• _Exercise prompt_: Your task is to copy every line of this material exactly.

Dataset rows:
>>>>>
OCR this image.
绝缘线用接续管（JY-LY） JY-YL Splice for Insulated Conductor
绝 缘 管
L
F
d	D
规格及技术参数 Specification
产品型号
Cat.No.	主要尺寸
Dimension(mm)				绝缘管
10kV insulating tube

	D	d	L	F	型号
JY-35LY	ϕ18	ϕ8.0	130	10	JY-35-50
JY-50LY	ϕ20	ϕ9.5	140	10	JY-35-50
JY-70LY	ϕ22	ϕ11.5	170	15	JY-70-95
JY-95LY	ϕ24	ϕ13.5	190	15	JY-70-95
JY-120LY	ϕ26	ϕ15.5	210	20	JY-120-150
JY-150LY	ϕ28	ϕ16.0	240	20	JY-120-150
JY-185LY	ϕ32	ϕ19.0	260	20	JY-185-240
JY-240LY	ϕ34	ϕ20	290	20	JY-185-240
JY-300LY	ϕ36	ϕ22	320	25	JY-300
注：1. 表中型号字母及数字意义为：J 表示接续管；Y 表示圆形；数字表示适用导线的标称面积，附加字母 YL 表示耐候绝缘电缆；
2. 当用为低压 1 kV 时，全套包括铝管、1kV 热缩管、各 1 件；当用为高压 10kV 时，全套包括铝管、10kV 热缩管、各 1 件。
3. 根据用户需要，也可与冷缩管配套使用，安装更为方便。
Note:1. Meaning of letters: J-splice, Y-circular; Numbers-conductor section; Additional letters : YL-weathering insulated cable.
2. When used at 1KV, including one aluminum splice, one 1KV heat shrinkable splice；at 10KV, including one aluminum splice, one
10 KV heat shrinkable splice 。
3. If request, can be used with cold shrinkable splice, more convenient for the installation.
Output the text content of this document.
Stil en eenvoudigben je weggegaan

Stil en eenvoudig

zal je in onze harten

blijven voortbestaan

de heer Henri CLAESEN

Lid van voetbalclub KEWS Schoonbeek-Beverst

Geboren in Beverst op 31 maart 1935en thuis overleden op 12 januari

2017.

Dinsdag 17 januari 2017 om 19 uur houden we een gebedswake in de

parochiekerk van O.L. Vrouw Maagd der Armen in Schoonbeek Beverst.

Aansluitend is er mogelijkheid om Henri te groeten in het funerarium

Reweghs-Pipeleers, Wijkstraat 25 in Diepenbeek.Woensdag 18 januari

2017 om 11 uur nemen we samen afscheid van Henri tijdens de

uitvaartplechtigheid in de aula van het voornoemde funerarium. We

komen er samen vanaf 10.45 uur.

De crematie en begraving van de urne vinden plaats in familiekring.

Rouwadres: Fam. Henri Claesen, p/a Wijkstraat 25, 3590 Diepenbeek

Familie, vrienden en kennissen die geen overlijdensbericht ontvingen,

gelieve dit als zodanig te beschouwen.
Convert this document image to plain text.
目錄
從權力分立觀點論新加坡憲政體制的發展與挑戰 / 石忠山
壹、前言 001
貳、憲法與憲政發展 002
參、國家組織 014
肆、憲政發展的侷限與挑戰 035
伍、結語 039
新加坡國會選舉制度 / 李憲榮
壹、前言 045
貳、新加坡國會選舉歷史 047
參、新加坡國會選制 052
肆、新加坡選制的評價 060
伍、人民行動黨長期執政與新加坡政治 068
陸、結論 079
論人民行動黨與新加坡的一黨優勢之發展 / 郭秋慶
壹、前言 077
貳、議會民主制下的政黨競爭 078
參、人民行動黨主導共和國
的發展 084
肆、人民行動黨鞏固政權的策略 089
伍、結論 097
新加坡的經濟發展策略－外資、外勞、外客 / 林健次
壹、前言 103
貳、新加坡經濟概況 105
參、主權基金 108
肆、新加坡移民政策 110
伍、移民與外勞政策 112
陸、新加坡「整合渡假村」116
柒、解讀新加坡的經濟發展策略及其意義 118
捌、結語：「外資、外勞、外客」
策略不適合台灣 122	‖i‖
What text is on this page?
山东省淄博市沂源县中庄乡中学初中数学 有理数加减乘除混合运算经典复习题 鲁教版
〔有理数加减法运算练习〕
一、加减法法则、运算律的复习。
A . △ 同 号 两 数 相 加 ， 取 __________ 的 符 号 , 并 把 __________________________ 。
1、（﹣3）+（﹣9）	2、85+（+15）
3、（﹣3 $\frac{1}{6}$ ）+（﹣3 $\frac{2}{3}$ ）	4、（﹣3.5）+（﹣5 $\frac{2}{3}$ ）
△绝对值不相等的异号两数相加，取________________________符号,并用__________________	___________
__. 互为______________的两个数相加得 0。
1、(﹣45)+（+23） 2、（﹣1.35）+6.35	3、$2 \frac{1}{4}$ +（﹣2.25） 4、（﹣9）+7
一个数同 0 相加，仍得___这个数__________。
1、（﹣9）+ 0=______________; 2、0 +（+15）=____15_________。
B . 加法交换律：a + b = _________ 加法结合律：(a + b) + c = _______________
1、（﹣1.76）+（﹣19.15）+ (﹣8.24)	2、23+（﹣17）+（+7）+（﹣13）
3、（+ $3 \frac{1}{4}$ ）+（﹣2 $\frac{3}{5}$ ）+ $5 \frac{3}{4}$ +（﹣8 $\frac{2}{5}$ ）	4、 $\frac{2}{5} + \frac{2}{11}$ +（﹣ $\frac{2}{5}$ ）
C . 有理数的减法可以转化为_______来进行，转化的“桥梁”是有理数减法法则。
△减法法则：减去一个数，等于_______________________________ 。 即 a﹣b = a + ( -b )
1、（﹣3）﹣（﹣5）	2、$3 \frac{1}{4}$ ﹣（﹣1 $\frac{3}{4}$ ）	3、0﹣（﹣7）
<<<<<
• _The result_:
OCR this image.
绝缘线用接续管（JY-LY） JY-YL Splice for Insulated Conductor
绝 缘 管
L
F
d	D
规格及技术参数 Specification
产品型号
Cat.No.	主要尺寸
Dimension(mm)				绝缘管
10kV insulating tube

	D	d	L	F	型号
JY-35LY	ϕ18	ϕ8.0	130	10	JY-35-50
JY-50LY	ϕ20	ϕ9.5	140	10	JY-35-50
JY-70LY	ϕ22	ϕ11.5	170	15	JY-70-95
JY-95LY	ϕ24	ϕ13.5	190	15	JY-70-95
JY-120LY	ϕ26	ϕ15.5	210	20	JY-120-150
JY-150LY	ϕ28	ϕ16.0	240	20	JY-120-150
JY-185LY	ϕ32	ϕ19.0	260	20	JY-185-240
JY-240LY	ϕ34	ϕ20	290	20	JY-185-240
JY-300LY	ϕ36	ϕ22	320	25	JY-300
注：1. 表中型号字母及数字意义为：J 表示接续管；Y 表示圆形；数字表示适用导线的标称面积，附加字母 YL 表示耐候绝缘电缆；
2. 当用为低压 1 kV 时，全套包括铝管、1kV 热缩管、各 1 件；当用为高压 10kV 时，全套包括铝管、10kV 热缩管、各 1 件。
3. 根据用户需要，也可与冷缩管配套使用，安装更为方便。
Note:1. Meaning of letters: J-splice, Y-circular; Numbers-conductor section; Additional letters : YL-weathering insulated cable.
2. When used at 1KV, including one aluminum splice, one 1KV heat shrinkable splice；at 10KV, including one aluminum splice, one
10 KV heat shrinkable splice 。
3. If request, can be used with cold shrinkable splice, more convenient for the installation.
Output the text content of this document.
Stil en eenvoudigben je weggegaan

Stil en eenvoudig

zal je in onze harten

blijven voortbestaan

de heer Henri CLAESEN

Lid van voetbalclub KEWS Schoonbeek-Beverst

Geboren in Beverst op 31 maart 1935en thuis overleden op 12 januari

2017.

Dinsdag 17 januari 2017 om 19 uur houden we een gebedswake in de

parochiekerk van O.L. Vrouw Maagd der Armen in Schoonbeek Beverst.

Aansluitend is er mogelijkheid om Henri te groeten in het funerarium

Reweghs-Pipeleers, Wijkstraat 25 in Diepenbeek.Woensdag 18 januari

2017 om 11 uur nemen we samen afscheid van Henri tijdens de

uitvaartplechtigheid in de aula van het voornoemde funerarium. We

komen er samen vanaf 10.45 uur.

De crematie en begraving van de urne vinden plaats in familiekring.

Rouwadres: Fam. Henri Claesen, p/a Wijkstraat 25, 3590 Diepenbeek

Familie, vrienden en kennissen die geen overlijdensbericht ontvingen,

gelieve dit als zodanig te beschouwen.
Convert this document image to plain text.
目錄
從權力分立觀點論新加坡憲政體制的發展與挑戰 / 石忠山
壹、前言 001
貳、憲法與憲政發展 002
參、國家組織 014
肆、憲政發展的侷限與挑戰 035
伍、結語 039
新加坡國會選舉制度 / 李憲榮
壹、前言 045
貳、新加坡國會選舉歷史 047
參、新加坡國會選制 052
肆、新加坡選制的評價 060
伍、人民行動黨長期執政與新加坡政治 068
陸、結論 079
論人民行動黨與新加坡的一黨優勢之發展 / 郭秋慶
壹、前言 077
貳、議會民主制下的政黨競爭 078
參、人民行動黨主導共和國
的發展 084
肆、人民行動黨鞏固政權的策略 089
伍、結論 097
新加坡的經濟發展策略－外資、外勞、外客 / 林健次
壹、前言 103
貳、新加坡經濟概況 105
參、主權基金 108
肆、新加坡移民政策 110
伍、移民與外勞政策 112
陸、新加坡「整合渡假村」116
柒、解讀新加坡的經濟發展策略及其意義 118
捌、結語：「外資、外勞、外客」
策略不適合台灣 122	‖i‖
What text is on this page?
山东省淄博市沂源县中庄乡中学初中数学 有理数加减乘除混合运算经典复习题 鲁教版
〔有理数加减法运算练习〕
一、加减法法则、运算律的复习。
A . △ 同 号 两 数 相 加 ， 取 __________ 的 符 号 , 并 把 __________________________ 。
1、（﹣3）+（﹣9）	2、85+（+15）
3、（﹣3 $\frac{1}{6}$ ）+（﹣3 $\frac{2}{3}$ ）	4、（﹣3.5）+（﹣5 $\frac{2}{3}$ ）
△绝对值不相等的异号两数相加，取________________________符号,并用__________________	___________
__. 互为______________的两个数相加得 0。
1、(﹣45)+（+23） 2、（﹣1.35）+6.35	3、$2 \frac{1}{4}$ +（﹣2.25） 4、（﹣9）+7
一个数同 0 相加，仍得___这个数__________。
1、（﹣9）+ 0=______________; 2、0 +（+15）=____15_________。
B . 加法交换律：a + b = _________ 加法结合律：(a + b) + c = _______________
1、（﹣1.76）+（﹣19.15）+ (﹣8.24)	2、23+（﹣17）+（+7）+（﹣13）
3、（+ $3 \frac{1}{4}$ ）+（﹣2 $\frac{3}{5}$ ）+ $5 \frac{3}{4}$ +（﹣8 $\frac{2}{5}$ ）	4、 $\frac{2}{5} + \frac{2}{11}$ +（﹣ $\frac{2}{5}$ ）
C . 有理数的减法可以转化为_______来进行，转化的“桥梁”是有理数减法法则。
△减法法则：减去一个数，等于_______________________________ 。 即 a﹣b = a + ( -b )
1、（﹣3）﹣（﹣5）	2、$3 \frac{1}{4}$ ﹣（﹣1 $\frac{3}{4}$ ）	3、0﹣（﹣7）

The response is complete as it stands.